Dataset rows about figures
....
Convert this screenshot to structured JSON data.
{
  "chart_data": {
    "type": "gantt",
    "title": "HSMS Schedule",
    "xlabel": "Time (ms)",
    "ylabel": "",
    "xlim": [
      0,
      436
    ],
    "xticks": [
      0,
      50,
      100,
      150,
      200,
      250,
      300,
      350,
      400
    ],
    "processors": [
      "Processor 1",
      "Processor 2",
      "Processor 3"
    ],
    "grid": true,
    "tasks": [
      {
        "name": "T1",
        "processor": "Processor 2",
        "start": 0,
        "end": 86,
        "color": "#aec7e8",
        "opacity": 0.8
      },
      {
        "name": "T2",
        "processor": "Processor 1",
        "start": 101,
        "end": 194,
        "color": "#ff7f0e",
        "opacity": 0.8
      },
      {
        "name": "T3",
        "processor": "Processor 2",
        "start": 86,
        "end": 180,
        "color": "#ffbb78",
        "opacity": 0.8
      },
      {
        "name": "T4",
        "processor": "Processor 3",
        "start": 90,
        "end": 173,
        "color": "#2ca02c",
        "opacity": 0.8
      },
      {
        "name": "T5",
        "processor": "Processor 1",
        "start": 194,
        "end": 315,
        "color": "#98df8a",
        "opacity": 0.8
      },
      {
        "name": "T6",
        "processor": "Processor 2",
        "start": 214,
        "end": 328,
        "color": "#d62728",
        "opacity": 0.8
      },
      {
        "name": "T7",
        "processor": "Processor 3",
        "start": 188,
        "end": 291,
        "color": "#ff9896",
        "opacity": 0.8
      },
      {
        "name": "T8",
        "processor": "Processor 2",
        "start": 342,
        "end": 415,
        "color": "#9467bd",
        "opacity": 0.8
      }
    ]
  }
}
....
▸ **To be done**: Return all the data exactly as given.

▸ **Response to this exercise**:
Convert this screenshot to structured JSON data.
{
  "chart_data": {
    "type": "gantt",
    "title": "HSMS Schedule",
    "xlabel": "Time (ms)",
    "ylabel": "",
    "xlim": [
      0,
      436
    ],
    "xticks": [
      0,
      50,
      100,
      150,
      200,
      250,
      300,
      350,
      400
    ],
    "processors": [
      "Processor 1",
      "Processor 2",
      "Processor 3"
    ],
    "grid": true,
    "tasks": [
      {
        "name": "T1",
        "processor": "Processor 2",
        "start": 0,
        "end": 86,
        "color": "#aec7e8",
        "opacity": 0.8
      },
      {
        "name": "T2",
        "processor": "Processor 1",
        "start": 101,
        "end": 194,
        "color": "#ff7f0e",
        "opacity": 0.8
      },
      {
        "name": "T3",
        "processor": "Processor 2",
        "start": 86,
        "end": 180,
        "color": "#ffbb78",
        "opacity": 0.8
      },
      {
        "name": "T4",
        "processor": "Processor 3",
        "start": 90,
        "end": 173,
        "color": "#2ca02c",
        "opacity": 0.8
      },
      {
        "name": "T5",
        "processor": "Processor 1",
        "start": 194,
        "end": 315,
        "color": "#98df8a",
        "opacity": 0.8
      },
      {
        "name": "T6",
        "processor": "Processor 2",
        "start": 214,
        "end": 328,
        "color": "#d62728",
        "opacity": 0.8
      },
      {
        "name": "T7",
        "processor": "Processor 3",
        "start": 188,
        "end": 291,
        "color": "#ff9896",
        "opacity": 0.8
      },
      {
        "name": "T8",
        "processor": "Processor 2",
        "start": 342,
        "end": 415,
        "color": "#9467bd",
        "opacity": 0.8
      }
    ]
  }
}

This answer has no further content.